▶ [EXERCISE BRIEF]: Repeat each record exactly as written, and drop any images.

▶ [ENTRIES SHOWN]:
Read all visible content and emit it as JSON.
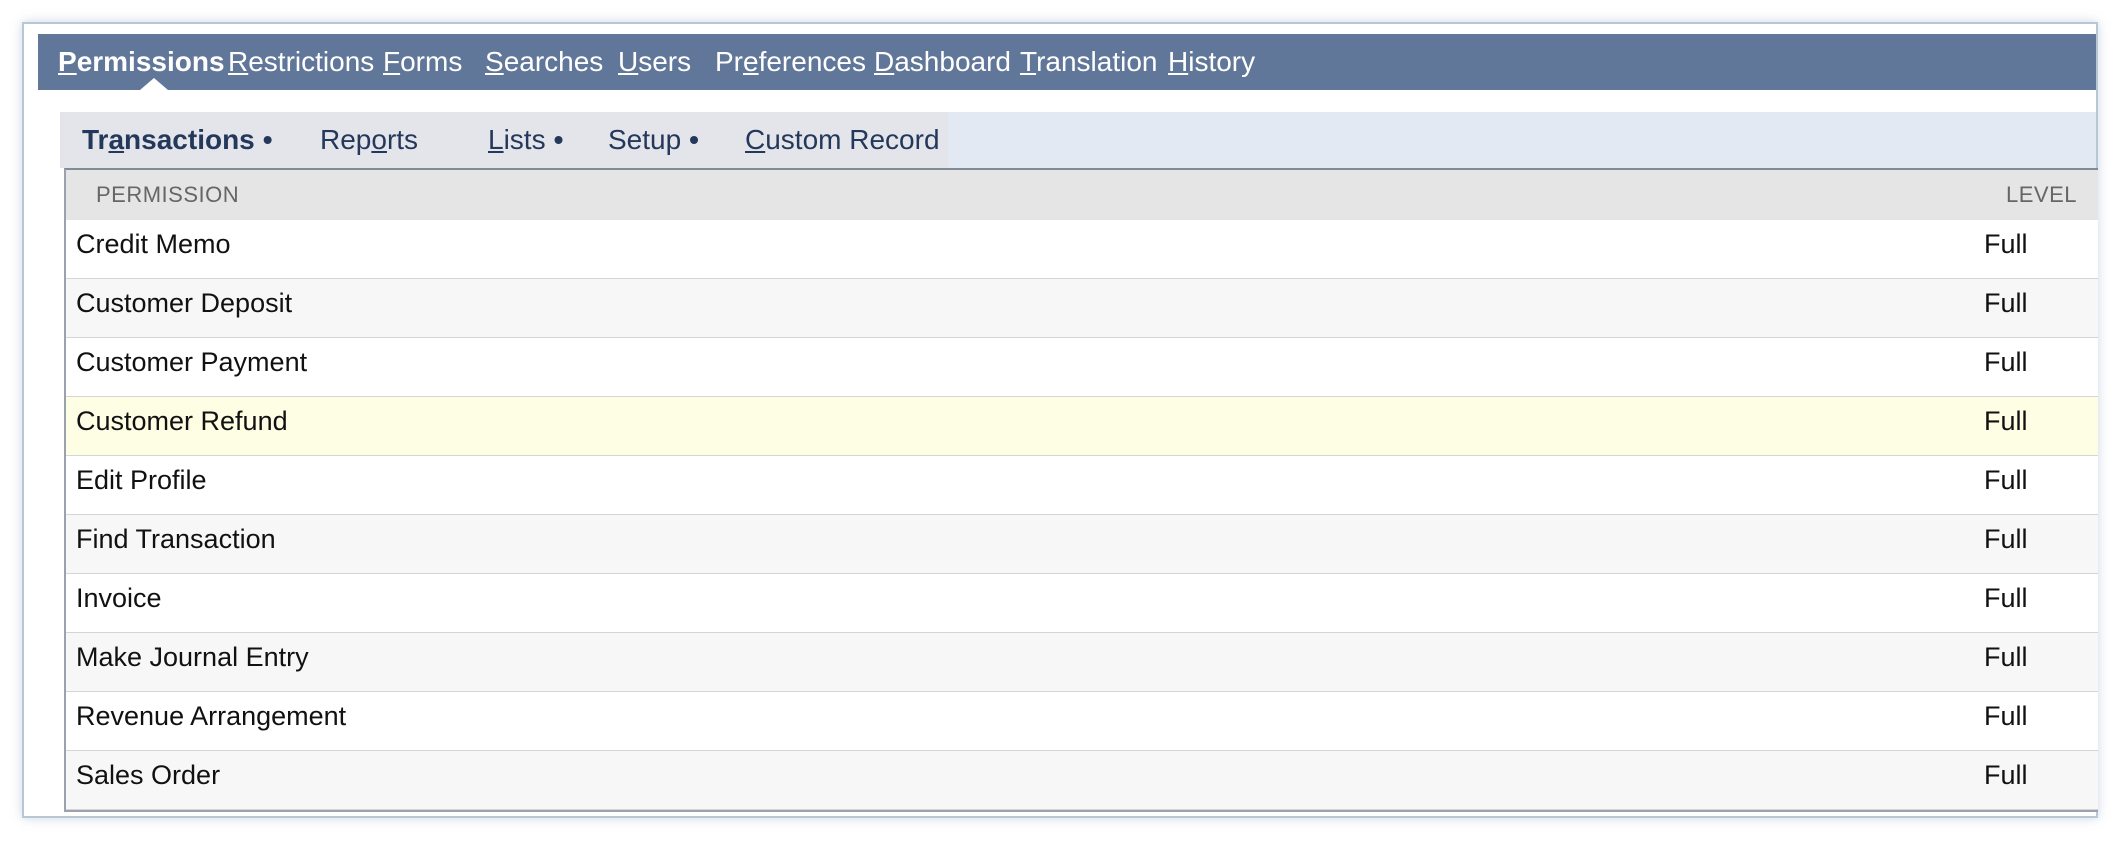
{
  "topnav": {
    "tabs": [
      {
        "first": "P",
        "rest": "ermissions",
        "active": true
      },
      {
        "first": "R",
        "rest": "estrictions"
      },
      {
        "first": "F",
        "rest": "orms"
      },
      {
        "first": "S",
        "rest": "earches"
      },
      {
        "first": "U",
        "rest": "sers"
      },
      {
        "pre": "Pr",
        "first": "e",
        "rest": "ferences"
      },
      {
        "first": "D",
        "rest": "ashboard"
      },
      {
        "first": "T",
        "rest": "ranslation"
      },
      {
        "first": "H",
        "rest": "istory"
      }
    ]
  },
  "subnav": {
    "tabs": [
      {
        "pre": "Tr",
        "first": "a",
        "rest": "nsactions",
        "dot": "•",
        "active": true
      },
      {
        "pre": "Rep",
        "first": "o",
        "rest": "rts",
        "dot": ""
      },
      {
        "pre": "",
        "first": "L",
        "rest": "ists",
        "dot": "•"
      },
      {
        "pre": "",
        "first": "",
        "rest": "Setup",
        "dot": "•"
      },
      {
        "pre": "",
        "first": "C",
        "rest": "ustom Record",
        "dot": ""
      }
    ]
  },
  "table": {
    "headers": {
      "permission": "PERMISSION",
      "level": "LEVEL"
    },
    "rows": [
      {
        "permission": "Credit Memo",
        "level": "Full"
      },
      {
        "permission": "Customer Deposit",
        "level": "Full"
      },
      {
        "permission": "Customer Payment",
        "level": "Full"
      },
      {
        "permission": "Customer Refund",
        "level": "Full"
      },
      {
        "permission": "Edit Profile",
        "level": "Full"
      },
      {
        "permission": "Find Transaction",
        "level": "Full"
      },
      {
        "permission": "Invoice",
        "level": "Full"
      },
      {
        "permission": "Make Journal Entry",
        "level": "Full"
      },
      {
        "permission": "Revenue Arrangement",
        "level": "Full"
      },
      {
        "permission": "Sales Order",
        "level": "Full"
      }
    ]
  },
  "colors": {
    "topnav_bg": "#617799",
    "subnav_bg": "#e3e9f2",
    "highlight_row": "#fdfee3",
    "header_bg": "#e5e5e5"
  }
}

▶ [OUTPUT]:
Read all visible content and emit it as JSON.
{
  "topnav": {
    "tabs": [
      {
        "first": "P",
        "rest": "ermissions",
        "active": true
      },
      {
        "first": "R",
        "rest": "estrictions"
      },
      {
        "first": "F",
        "rest": "orms"
      },
      {
        "first": "S",
        "rest": "earches"
      },
      {
        "first": "U",
        "rest": "sers"
      },
      {
        "pre": "Pr",
        "first": "e",
        "rest": "ferences"
      },
      {
        "first": "D",
        "rest": "ashboard"
      },
      {
        "first": "T",
        "rest": "ranslation"
      },
      {
        "first": "H",
        "rest": "istory"
      }
    ]
  },
  "subnav": {
    "tabs": [
      {
        "pre": "Tr",
        "first": "a",
        "rest": "nsactions",
        "dot": "•",
        "active": true
      },
      {
        "pre": "Rep",
        "first": "o",
        "rest": "rts",
        "dot": ""
      },
      {
        "pre": "",
        "first": "L",
        "rest": "ists",
        "dot": "•"
      },
      {
        "pre": "",
        "first": "",
        "rest": "Setup",
        "dot": "•"
      },
      {
        "pre": "",
        "first": "C",
        "rest": "ustom Record",
        "dot": ""
      }
    ]
  },
  "table": {
    "headers": {
      "permission": "PERMISSION",
      "level": "LEVEL"
    },
    "rows": [
      {
        "permission": "Credit Memo",
        "level": "Full"
      },
      {
        "permission": "Customer Deposit",
        "level": "Full"
      },
      {
        "permission": "Customer Payment",
        "level": "Full"
      },
      {
        "permission": "Customer Refund",
        "level": "Full"
      },
      {
        "permission": "Edit Profile",
        "level": "Full"
      },
      {
        "permission": "Find Transaction",
        "level": "Full"
      },
      {
        "permission": "Invoice",
        "level": "Full"
      },
      {
        "permission": "Make Journal Entry",
        "level": "Full"
      },
      {
        "permission": "Revenue Arrangement",
        "level": "Full"
      },
      {
        "permission": "Sales Order",
        "level": "Full"
      }
    ]
  },
  "colors": {
    "topnav_bg": "#617799",
    "subnav_bg": "#e3e9f2",
    "highlight_row": "#fdfee3",
    "header_bg": "#e5e5e5"
  }
}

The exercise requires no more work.